====== Information shown
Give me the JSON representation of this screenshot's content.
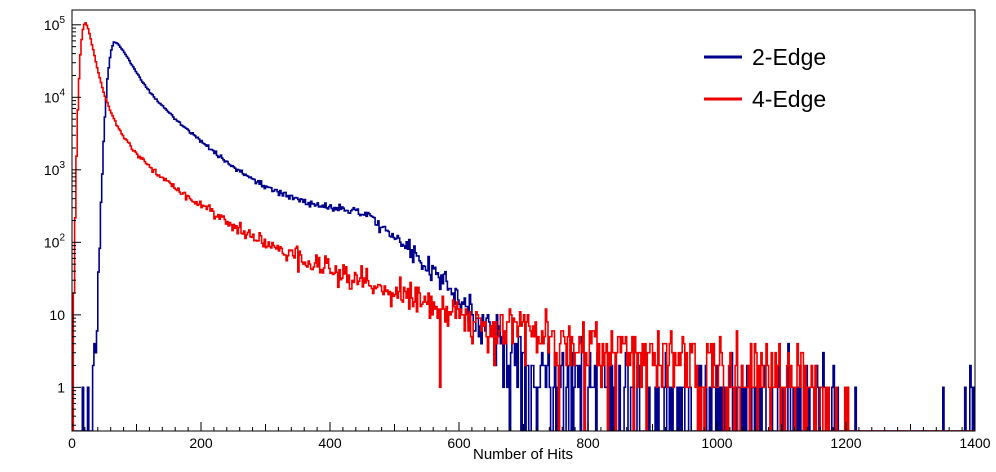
{
  "chart_data": {
    "type": "line",
    "title": "",
    "xlabel": "Number of Hits",
    "ylabel": "",
    "y_scale": "log",
    "xlim": [
      0,
      1400
    ],
    "ylim_log": [
      0.25,
      160000
    ],
    "x_major_ticks": [
      0,
      200,
      400,
      600,
      800,
      1000,
      1200,
      1400
    ],
    "x_minor_step": 20,
    "y_major_ticks": [
      1,
      10,
      100,
      1000,
      10000,
      100000
    ],
    "grid": false,
    "legend_position": "top-right",
    "bin_width": 2,
    "noise_seed": 12345,
    "noise_scale": 1.3,
    "legend": [
      {
        "label": "2-Edge",
        "color": "#00008b"
      },
      {
        "label": "4-Edge",
        "color": "#ee0000"
      }
    ],
    "series": [
      {
        "name": "2-Edge",
        "color": "#00008b",
        "anchors": [
          [
            0,
            0.01
          ],
          [
            25,
            0.05
          ],
          [
            32,
            0.5
          ],
          [
            38,
            8
          ],
          [
            42,
            60
          ],
          [
            46,
            600
          ],
          [
            50,
            4000
          ],
          [
            55,
            18000
          ],
          [
            60,
            42000
          ],
          [
            65,
            58000
          ],
          [
            70,
            56000
          ],
          [
            75,
            50000
          ],
          [
            80,
            43000
          ],
          [
            90,
            31000
          ],
          [
            100,
            22000
          ],
          [
            110,
            16000
          ],
          [
            120,
            12000
          ],
          [
            135,
            8500
          ],
          [
            150,
            6200
          ],
          [
            170,
            4200
          ],
          [
            200,
            2500
          ],
          [
            230,
            1500
          ],
          [
            260,
            950
          ],
          [
            290,
            650
          ],
          [
            320,
            480
          ],
          [
            350,
            390
          ],
          [
            380,
            330
          ],
          [
            410,
            300
          ],
          [
            440,
            280
          ],
          [
            470,
            200
          ],
          [
            500,
            120
          ],
          [
            530,
            70
          ],
          [
            560,
            38
          ],
          [
            590,
            20
          ],
          [
            620,
            11
          ],
          [
            650,
            6
          ],
          [
            680,
            3.5
          ],
          [
            710,
            2.2
          ],
          [
            740,
            1.6
          ],
          [
            770,
            1.4
          ],
          [
            800,
            1.5
          ],
          [
            840,
            1.4
          ],
          [
            870,
            1.0
          ],
          [
            900,
            0.7
          ],
          [
            940,
            0.5
          ],
          [
            980,
            0.45
          ],
          [
            1020,
            0.5
          ],
          [
            1060,
            0.6
          ],
          [
            1100,
            0.7
          ],
          [
            1140,
            0.6
          ],
          [
            1170,
            0.4
          ],
          [
            1200,
            0.45
          ],
          [
            1215,
            0.1
          ],
          [
            1260,
            0.01
          ],
          [
            1350,
            0.01
          ],
          [
            1388,
            0.02
          ],
          [
            1392,
            0.9
          ],
          [
            1398,
            0.9
          ],
          [
            1400,
            0.1
          ]
        ]
      },
      {
        "name": "4-Edge",
        "color": "#ee0000",
        "anchors": [
          [
            0,
            0.3
          ],
          [
            4,
            80
          ],
          [
            8,
            4000
          ],
          [
            12,
            30000
          ],
          [
            16,
            80000
          ],
          [
            20,
            110000
          ],
          [
            24,
            95000
          ],
          [
            28,
            70000
          ],
          [
            33,
            45000
          ],
          [
            38,
            28000
          ],
          [
            44,
            17000
          ],
          [
            50,
            11000
          ],
          [
            58,
            7000
          ],
          [
            66,
            4800
          ],
          [
            75,
            3400
          ],
          [
            85,
            2500
          ],
          [
            95,
            1900
          ],
          [
            110,
            1350
          ],
          [
            125,
            1000
          ],
          [
            140,
            780
          ],
          [
            160,
            560
          ],
          [
            180,
            420
          ],
          [
            200,
            320
          ],
          [
            225,
            230
          ],
          [
            250,
            170
          ],
          [
            275,
            130
          ],
          [
            300,
            100
          ],
          [
            330,
            75
          ],
          [
            360,
            57
          ],
          [
            390,
            44
          ],
          [
            420,
            35
          ],
          [
            450,
            28
          ],
          [
            480,
            23
          ],
          [
            510,
            19
          ],
          [
            540,
            15
          ],
          [
            570,
            12.5
          ],
          [
            600,
            10
          ],
          [
            640,
            8
          ],
          [
            680,
            6.5
          ],
          [
            720,
            5.5
          ],
          [
            760,
            4.6
          ],
          [
            800,
            4
          ],
          [
            840,
            3.5
          ],
          [
            880,
            3.1
          ],
          [
            920,
            2.8
          ],
          [
            960,
            2.5
          ],
          [
            1000,
            2.3
          ],
          [
            1040,
            2.0
          ],
          [
            1080,
            1.8
          ],
          [
            1110,
            1.5
          ],
          [
            1140,
            1.1
          ],
          [
            1155,
            0.6
          ],
          [
            1165,
            0.2
          ],
          [
            1180,
            0.05
          ],
          [
            1250,
            0.01
          ],
          [
            1400,
            0.01
          ]
        ]
      }
    ]
  }
}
============
What needs to be done
Search the records for the string "Edge" and return every line in which it occurs.

Written solution
        "label": "2-Edge",
        "label": "4-Edge",
        "name": "2-Edge",
        "name": "4-Edge",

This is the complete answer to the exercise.